WHAT IS REQUIRED: Filter the records below down to lines containing "ylabel".

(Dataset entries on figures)
::::::::::

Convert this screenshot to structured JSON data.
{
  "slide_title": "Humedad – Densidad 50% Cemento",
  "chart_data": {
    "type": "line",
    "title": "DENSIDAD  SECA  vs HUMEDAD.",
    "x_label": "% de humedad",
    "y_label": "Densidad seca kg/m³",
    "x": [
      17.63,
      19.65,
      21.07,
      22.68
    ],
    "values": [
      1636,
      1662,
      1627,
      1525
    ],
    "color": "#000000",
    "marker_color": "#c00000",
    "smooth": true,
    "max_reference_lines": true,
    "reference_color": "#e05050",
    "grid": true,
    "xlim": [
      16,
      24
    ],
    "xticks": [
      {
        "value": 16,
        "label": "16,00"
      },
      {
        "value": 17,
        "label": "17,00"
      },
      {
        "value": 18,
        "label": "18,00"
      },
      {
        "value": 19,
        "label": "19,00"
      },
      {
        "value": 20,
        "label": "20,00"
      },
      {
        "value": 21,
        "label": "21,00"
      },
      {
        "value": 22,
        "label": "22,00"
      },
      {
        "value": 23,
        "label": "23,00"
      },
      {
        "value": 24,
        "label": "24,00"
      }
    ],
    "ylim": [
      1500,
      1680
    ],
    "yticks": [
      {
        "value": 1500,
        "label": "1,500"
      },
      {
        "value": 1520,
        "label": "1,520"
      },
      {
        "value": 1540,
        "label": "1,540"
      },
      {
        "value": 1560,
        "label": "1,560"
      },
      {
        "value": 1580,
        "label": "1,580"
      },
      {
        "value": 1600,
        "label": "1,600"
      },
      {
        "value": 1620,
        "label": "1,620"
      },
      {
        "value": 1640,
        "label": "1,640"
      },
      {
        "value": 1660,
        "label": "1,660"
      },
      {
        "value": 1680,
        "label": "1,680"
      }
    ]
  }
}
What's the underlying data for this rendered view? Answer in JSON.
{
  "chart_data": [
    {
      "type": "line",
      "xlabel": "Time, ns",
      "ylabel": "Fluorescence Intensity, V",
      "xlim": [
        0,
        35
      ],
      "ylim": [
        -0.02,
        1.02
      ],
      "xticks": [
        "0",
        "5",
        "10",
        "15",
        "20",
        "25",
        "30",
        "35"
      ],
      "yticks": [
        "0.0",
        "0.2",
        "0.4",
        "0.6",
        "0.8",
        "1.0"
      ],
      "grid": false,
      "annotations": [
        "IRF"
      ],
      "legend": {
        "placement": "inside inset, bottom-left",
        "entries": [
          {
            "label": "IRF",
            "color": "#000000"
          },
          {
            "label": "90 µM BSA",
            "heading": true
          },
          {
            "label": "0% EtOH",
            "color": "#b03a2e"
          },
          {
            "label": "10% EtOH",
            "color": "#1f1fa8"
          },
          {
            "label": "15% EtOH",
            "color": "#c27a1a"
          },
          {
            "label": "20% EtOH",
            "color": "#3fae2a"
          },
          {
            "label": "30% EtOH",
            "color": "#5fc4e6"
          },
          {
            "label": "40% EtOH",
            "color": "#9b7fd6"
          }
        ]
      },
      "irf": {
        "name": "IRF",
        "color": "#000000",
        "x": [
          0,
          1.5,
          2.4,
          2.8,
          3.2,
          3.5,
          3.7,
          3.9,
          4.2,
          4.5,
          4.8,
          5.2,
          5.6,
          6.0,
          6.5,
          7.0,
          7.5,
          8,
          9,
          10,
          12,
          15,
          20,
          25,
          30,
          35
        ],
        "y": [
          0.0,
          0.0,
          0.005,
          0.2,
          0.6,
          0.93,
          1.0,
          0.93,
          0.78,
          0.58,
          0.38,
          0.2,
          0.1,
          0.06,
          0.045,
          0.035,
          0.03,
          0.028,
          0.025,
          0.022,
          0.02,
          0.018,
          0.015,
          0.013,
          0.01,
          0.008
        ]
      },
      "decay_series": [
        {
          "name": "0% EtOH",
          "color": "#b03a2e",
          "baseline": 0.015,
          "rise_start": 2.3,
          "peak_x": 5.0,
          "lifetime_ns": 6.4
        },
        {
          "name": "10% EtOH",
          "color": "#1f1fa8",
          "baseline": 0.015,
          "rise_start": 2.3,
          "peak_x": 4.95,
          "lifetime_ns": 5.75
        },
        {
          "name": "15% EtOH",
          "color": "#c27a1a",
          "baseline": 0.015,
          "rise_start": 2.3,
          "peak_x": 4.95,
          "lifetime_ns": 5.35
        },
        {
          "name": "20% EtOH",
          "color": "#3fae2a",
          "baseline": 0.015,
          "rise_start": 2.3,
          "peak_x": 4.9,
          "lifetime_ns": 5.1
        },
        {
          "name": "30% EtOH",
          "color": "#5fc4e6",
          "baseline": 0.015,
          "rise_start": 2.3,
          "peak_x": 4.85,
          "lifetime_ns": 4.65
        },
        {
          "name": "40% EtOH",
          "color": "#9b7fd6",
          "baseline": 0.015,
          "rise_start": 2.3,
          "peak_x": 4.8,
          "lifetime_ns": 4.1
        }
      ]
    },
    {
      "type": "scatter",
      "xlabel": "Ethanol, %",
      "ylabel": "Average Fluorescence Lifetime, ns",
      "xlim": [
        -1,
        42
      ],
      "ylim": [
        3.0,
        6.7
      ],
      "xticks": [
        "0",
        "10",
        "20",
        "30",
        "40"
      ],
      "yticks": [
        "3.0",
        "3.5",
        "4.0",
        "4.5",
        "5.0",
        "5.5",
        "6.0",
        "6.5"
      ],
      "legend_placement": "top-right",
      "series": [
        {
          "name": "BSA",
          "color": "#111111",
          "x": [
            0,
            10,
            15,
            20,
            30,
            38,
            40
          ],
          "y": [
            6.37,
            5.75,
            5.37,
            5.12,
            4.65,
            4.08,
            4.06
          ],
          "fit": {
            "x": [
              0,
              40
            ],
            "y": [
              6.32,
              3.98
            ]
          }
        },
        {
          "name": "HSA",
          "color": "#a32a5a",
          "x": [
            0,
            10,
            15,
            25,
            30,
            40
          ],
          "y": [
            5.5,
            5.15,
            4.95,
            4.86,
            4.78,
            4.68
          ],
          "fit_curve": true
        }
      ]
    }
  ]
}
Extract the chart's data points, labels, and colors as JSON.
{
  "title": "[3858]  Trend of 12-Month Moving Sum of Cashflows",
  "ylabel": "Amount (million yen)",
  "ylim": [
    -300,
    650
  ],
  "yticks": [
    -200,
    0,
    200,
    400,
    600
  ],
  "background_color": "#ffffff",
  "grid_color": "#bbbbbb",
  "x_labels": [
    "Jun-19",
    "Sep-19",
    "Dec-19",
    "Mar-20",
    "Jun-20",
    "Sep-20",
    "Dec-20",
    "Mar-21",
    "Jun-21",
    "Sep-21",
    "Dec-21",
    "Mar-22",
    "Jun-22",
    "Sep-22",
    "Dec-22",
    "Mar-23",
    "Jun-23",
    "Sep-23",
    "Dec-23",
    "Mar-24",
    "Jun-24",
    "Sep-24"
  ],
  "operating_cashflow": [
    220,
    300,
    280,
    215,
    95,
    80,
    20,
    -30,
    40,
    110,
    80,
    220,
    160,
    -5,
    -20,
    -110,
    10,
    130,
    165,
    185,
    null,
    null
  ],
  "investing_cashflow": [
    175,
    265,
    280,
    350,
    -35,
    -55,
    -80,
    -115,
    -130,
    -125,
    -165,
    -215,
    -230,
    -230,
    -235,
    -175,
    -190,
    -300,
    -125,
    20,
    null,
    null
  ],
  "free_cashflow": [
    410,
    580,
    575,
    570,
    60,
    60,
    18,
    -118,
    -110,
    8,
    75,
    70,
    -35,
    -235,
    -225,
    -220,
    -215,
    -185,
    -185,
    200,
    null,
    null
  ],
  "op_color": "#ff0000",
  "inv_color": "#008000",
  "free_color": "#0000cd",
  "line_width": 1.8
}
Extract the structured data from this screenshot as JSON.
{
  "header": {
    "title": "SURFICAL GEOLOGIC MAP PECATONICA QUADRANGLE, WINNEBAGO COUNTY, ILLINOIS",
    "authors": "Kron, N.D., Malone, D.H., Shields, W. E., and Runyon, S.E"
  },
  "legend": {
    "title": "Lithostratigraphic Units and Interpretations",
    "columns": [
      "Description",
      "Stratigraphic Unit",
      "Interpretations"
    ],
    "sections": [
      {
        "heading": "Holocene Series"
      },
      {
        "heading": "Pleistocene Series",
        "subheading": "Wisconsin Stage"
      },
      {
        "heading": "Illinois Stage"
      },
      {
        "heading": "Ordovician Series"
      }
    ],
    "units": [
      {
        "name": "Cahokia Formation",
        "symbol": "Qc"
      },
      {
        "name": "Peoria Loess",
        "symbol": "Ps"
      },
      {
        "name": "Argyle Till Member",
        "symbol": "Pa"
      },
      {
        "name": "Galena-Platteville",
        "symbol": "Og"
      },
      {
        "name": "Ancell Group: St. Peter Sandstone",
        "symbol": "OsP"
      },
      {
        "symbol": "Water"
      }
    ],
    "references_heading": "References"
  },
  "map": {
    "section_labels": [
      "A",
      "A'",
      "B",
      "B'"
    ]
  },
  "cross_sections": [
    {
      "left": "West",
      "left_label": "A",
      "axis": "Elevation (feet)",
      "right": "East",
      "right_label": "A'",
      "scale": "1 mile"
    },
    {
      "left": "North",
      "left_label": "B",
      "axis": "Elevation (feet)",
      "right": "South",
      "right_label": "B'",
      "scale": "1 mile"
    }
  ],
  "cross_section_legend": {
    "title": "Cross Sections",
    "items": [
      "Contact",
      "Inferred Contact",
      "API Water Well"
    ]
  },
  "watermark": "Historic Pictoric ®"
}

::::::::::

ANSWER TO THE TASK:
      "ylabel": "Fluorescence Intensity, V",
      "ylabel": "Average Fluorescence Lifetime, ns",
  "ylabel": "Amount (million yen)",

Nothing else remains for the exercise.